--- start ITEMS ---

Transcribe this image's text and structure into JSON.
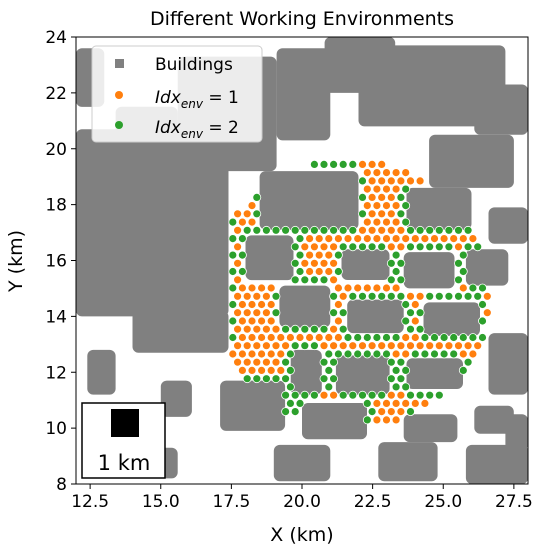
{
  "chart_data": {
    "type": "scatter",
    "title": "Different Working Environments",
    "xlabel": "X (km)",
    "ylabel": "Y (km)",
    "xlim": [
      12.0,
      28.0
    ],
    "ylim": [
      8.0,
      24.0
    ],
    "xticks": [
      "12.5",
      "15.0",
      "17.5",
      "20.0",
      "22.5",
      "25.0",
      "27.5"
    ],
    "yticks": [
      "8",
      "10",
      "12",
      "14",
      "16",
      "18",
      "20",
      "22",
      "24"
    ],
    "grid": false,
    "legend_position": "top-left",
    "legend": [
      {
        "key": "buildings",
        "label": "Buildings"
      },
      {
        "key": "env1",
        "label_main": "Idx",
        "label_sub": "env",
        "label_tail": " = 1"
      },
      {
        "key": "env2",
        "label_main": "Idx",
        "label_sub": "env",
        "label_tail": " = 2"
      }
    ],
    "scale_bar": {
      "label": "1 km"
    },
    "colors": {
      "buildings": "#808080",
      "env1": "#ff7f0e",
      "env2": "#2ca02c"
    },
    "buildings": [
      [
        12.0,
        13.0,
        21.5,
        23.6
      ],
      [
        12.0,
        17.4,
        14.0,
        20.7
      ],
      [
        13.4,
        15.6,
        19.9,
        21.5
      ],
      [
        14.0,
        17.4,
        12.7,
        14.2
      ],
      [
        15.6,
        19.1,
        19.2,
        23.3
      ],
      [
        19.1,
        21.0,
        20.3,
        23.6
      ],
      [
        20.8,
        23.3,
        22.0,
        24.0
      ],
      [
        22.0,
        27.2,
        20.8,
        23.7
      ],
      [
        26.1,
        28.0,
        20.5,
        22.3
      ],
      [
        24.5,
        27.5,
        18.6,
        20.5
      ],
      [
        18.5,
        22.0,
        17.1,
        19.2
      ],
      [
        23.7,
        26.0,
        17.1,
        18.6
      ],
      [
        26.6,
        28.0,
        16.6,
        17.9
      ],
      [
        18.0,
        19.7,
        15.3,
        16.9
      ],
      [
        21.4,
        23.1,
        15.3,
        16.4
      ],
      [
        23.6,
        25.4,
        15.0,
        16.3
      ],
      [
        25.8,
        27.3,
        15.1,
        16.4
      ],
      [
        19.2,
        21.0,
        13.6,
        15.1
      ],
      [
        21.6,
        23.6,
        13.4,
        14.6
      ],
      [
        24.3,
        26.3,
        13.3,
        14.5
      ],
      [
        19.6,
        20.7,
        11.2,
        12.8
      ],
      [
        21.2,
        23.1,
        11.2,
        12.6
      ],
      [
        23.7,
        25.7,
        11.4,
        12.5
      ],
      [
        26.6,
        28.0,
        11.2,
        13.4
      ],
      [
        17.1,
        19.4,
        9.9,
        11.7
      ],
      [
        20.0,
        22.3,
        9.6,
        10.9
      ],
      [
        12.4,
        13.4,
        11.2,
        12.8
      ],
      [
        15.0,
        16.1,
        10.4,
        11.7
      ],
      [
        23.6,
        25.5,
        9.5,
        10.5
      ],
      [
        26.1,
        27.5,
        9.8,
        10.8
      ],
      [
        27.2,
        28.0,
        9.2,
        10.5
      ],
      [
        14.0,
        15.6,
        8.2,
        9.3
      ],
      [
        19.0,
        21.0,
        8.1,
        9.4
      ],
      [
        22.7,
        24.8,
        8.1,
        9.5
      ],
      [
        25.8,
        28.0,
        8.0,
        9.4
      ]
    ],
    "region_center": [
      21.7,
      14.8
    ],
    "region_radius": [
      5.0,
      4.8
    ],
    "point_spacing_x": 0.34,
    "point_spacing_y": 0.295
  }
}
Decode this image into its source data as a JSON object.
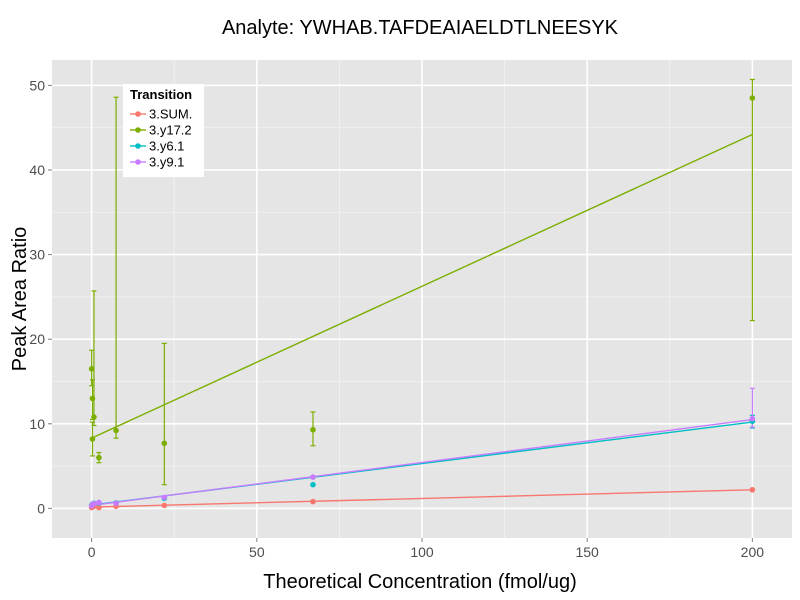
{
  "chart_data": {
    "type": "scatter",
    "title": "Analyte: YWHAB.TAFDEAIAELDTLNEESYK",
    "xlabel": "Theoretical Concentration (fmol/ug)",
    "ylabel": "Peak Area Ratio",
    "xlim": [
      -12,
      212
    ],
    "ylim": [
      -3.5,
      53
    ],
    "x_ticks": [
      0,
      50,
      100,
      150,
      200
    ],
    "x_tick_labels": [
      "0",
      "50",
      "100",
      "150",
      "200"
    ],
    "y_ticks": [
      0,
      10,
      20,
      30,
      40,
      50
    ],
    "y_tick_labels": [
      "0",
      "10",
      "20",
      "30",
      "40",
      "50"
    ],
    "grid": true,
    "legend": {
      "title": "Transition",
      "position": "top-left"
    },
    "series": [
      {
        "name": "3.SUM.",
        "color": "#F8766D",
        "points": [
          [
            0,
            0.1
          ],
          [
            0.25,
            0.2
          ],
          [
            0.7,
            0.25
          ],
          [
            2.2,
            0.1
          ],
          [
            7.4,
            0.25
          ],
          [
            22,
            0.35
          ],
          [
            67,
            0.8
          ],
          [
            200,
            2.2
          ]
        ],
        "errorbars": [],
        "fit": [
          [
            0,
            0.15
          ],
          [
            200,
            2.2
          ]
        ]
      },
      {
        "name": "3.y17.2",
        "color": "#7CAE00",
        "points": [
          [
            0,
            16.5
          ],
          [
            0.25,
            13.0
          ],
          [
            0.25,
            8.2
          ],
          [
            0.7,
            10.8
          ],
          [
            2.2,
            6.0
          ],
          [
            7.4,
            9.2
          ],
          [
            22,
            7.7
          ],
          [
            67,
            9.3
          ],
          [
            200,
            48.5
          ]
        ],
        "errorbars": [
          [
            0,
            14.5,
            18.7
          ],
          [
            0.25,
            10.5,
            15.2
          ],
          [
            0.25,
            6.2,
            10.2
          ],
          [
            0.7,
            9.8,
            25.7
          ],
          [
            2.2,
            5.4,
            6.6
          ],
          [
            7.4,
            8.3,
            48.6
          ],
          [
            22,
            2.8,
            19.5
          ],
          [
            67,
            7.4,
            11.4
          ],
          [
            200,
            22.2,
            50.7
          ]
        ],
        "fit": [
          [
            0,
            8.3
          ],
          [
            200,
            44.2
          ]
        ]
      },
      {
        "name": "3.y6.1",
        "color": "#00BFC4",
        "points": [
          [
            0,
            0.35
          ],
          [
            0.25,
            0.5
          ],
          [
            0.7,
            0.6
          ],
          [
            2.2,
            0.65
          ],
          [
            7.4,
            0.65
          ],
          [
            22,
            1.2
          ],
          [
            67,
            2.8
          ],
          [
            200,
            10.3
          ]
        ],
        "errorbars": [
          [
            200,
            9.5,
            11.0
          ]
        ],
        "fit": [
          [
            0,
            0.4
          ],
          [
            200,
            10.2
          ]
        ]
      },
      {
        "name": "3.y9.1",
        "color": "#C77CFF",
        "points": [
          [
            0,
            0.3
          ],
          [
            0.25,
            0.45
          ],
          [
            0.7,
            0.55
          ],
          [
            2.2,
            0.7
          ],
          [
            7.4,
            0.6
          ],
          [
            22,
            1.3
          ],
          [
            67,
            3.7
          ],
          [
            200,
            10.6
          ]
        ],
        "errorbars": [
          [
            200,
            9.6,
            14.2
          ]
        ],
        "fit": [
          [
            0,
            0.35
          ],
          [
            200,
            10.5
          ]
        ]
      }
    ]
  }
}
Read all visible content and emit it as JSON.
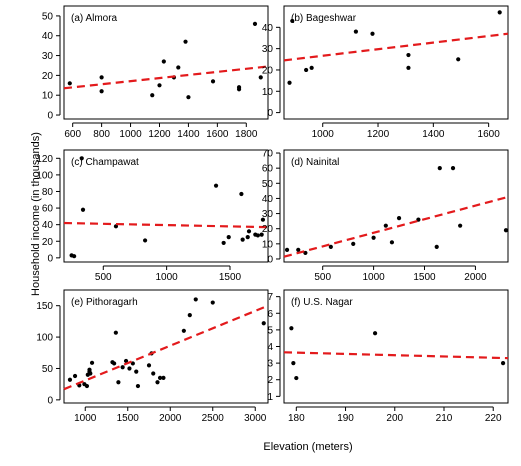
{
  "figure": {
    "ylabel": "Household income (in thousands)",
    "xlabel": "Elevation (meters)",
    "trend_color": "#e31a1c",
    "point_color": "#000000"
  },
  "chart_data": [
    {
      "type": "scatter",
      "label": "(a) Almora",
      "xlim": [
        540,
        1950
      ],
      "ylim": [
        -2,
        55
      ],
      "xticks": [
        600,
        800,
        1000,
        1200,
        1400,
        1600,
        1800
      ],
      "yticks": [
        0,
        10,
        20,
        30,
        40,
        50
      ],
      "x": [
        580,
        800,
        800,
        1150,
        1200,
        1230,
        1300,
        1330,
        1380,
        1400,
        1570,
        1750,
        1750,
        1860,
        1900
      ],
      "y": [
        16,
        12,
        19,
        10,
        15,
        27,
        19,
        24,
        37,
        9,
        17,
        14,
        13,
        46,
        19
      ],
      "trend": [
        [
          540,
          13.5
        ],
        [
          1950,
          24.5
        ]
      ]
    },
    {
      "type": "scatter",
      "label": "(b) Bageshwar",
      "xlim": [
        860,
        1670
      ],
      "ylim": [
        -3,
        50
      ],
      "xticks": [
        1000,
        1200,
        1400,
        1600
      ],
      "yticks": [
        0,
        10,
        20,
        30,
        40
      ],
      "x": [
        880,
        890,
        940,
        960,
        1120,
        1180,
        1310,
        1310,
        1490,
        1640
      ],
      "y": [
        14,
        43,
        20,
        21,
        38,
        37,
        27,
        21,
        25,
        47
      ],
      "trend": [
        [
          860,
          24.5
        ],
        [
          1670,
          37
        ]
      ]
    },
    {
      "type": "scatter",
      "label": "(c) Champawat",
      "xlim": [
        190,
        1800
      ],
      "ylim": [
        -5,
        130
      ],
      "xticks": [
        500,
        1000,
        1500
      ],
      "yticks": [
        0,
        20,
        40,
        60,
        80,
        100,
        120
      ],
      "x": [
        250,
        270,
        330,
        340,
        600,
        830,
        1390,
        1450,
        1490,
        1590,
        1600,
        1640,
        1650,
        1700,
        1720,
        1750,
        1760
      ],
      "y": [
        3,
        2,
        120,
        58,
        38,
        21,
        87,
        18,
        25,
        77,
        22,
        25,
        32,
        28,
        27,
        28,
        46
      ],
      "trend": [
        [
          190,
          42
        ],
        [
          1800,
          37
        ]
      ]
    },
    {
      "type": "scatter",
      "label": "(d) Nainital",
      "xlim": [
        120,
        2320
      ],
      "ylim": [
        -2,
        72
      ],
      "xticks": [
        500,
        1000,
        1500,
        2000
      ],
      "yticks": [
        0,
        10,
        20,
        30,
        40,
        50,
        60,
        70
      ],
      "x": [
        150,
        260,
        330,
        580,
        800,
        1000,
        1120,
        1180,
        1250,
        1440,
        1620,
        1650,
        1780,
        1850,
        2300
      ],
      "y": [
        6,
        6,
        4,
        8,
        10,
        14,
        22,
        11,
        27,
        26,
        8,
        60,
        60,
        22,
        19
      ],
      "trend": [
        [
          120,
          1.5
        ],
        [
          2320,
          41
        ]
      ]
    },
    {
      "type": "scatter",
      "label": "(e) Pithoragarh",
      "xlim": [
        750,
        3150
      ],
      "ylim": [
        -5,
        175
      ],
      "xticks": [
        1000,
        1500,
        2000,
        2500,
        3000
      ],
      "yticks": [
        0,
        50,
        100,
        150
      ],
      "x": [
        820,
        880,
        930,
        990,
        1020,
        1030,
        1050,
        1050,
        1060,
        1080,
        1320,
        1340,
        1360,
        1390,
        1440,
        1480,
        1520,
        1560,
        1600,
        1620,
        1750,
        1780,
        1800,
        1850,
        1880,
        1920,
        2160,
        2230,
        2300,
        2500,
        3100
      ],
      "y": [
        32,
        38,
        23,
        25,
        22,
        40,
        48,
        45,
        42,
        59,
        60,
        58,
        107,
        28,
        52,
        62,
        50,
        58,
        45,
        22,
        55,
        74,
        42,
        28,
        35,
        35,
        110,
        135,
        160,
        155,
        122
      ],
      "trend": [
        [
          750,
          17
        ],
        [
          3150,
          150
        ]
      ]
    },
    {
      "type": "scatter",
      "label": "(f) U.S. Nagar",
      "xlim": [
        177.5,
        223
      ],
      "ylim": [
        0.6,
        7.4
      ],
      "xticks": [
        180,
        190,
        200,
        210,
        220
      ],
      "yticks": [
        1,
        2,
        3,
        4,
        5,
        6,
        7
      ],
      "x": [
        179,
        179.4,
        180,
        196,
        222
      ],
      "y": [
        5.1,
        3.0,
        2.1,
        4.8,
        3.0
      ],
      "trend": [
        [
          177.5,
          3.65
        ],
        [
          223,
          3.3
        ]
      ]
    }
  ]
}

--- end ITEMS ---

WHAT THIS TASK INVOLVES: How many of the lines above hold the word "name"? Give only that number.

WRITTEN REPLY: 4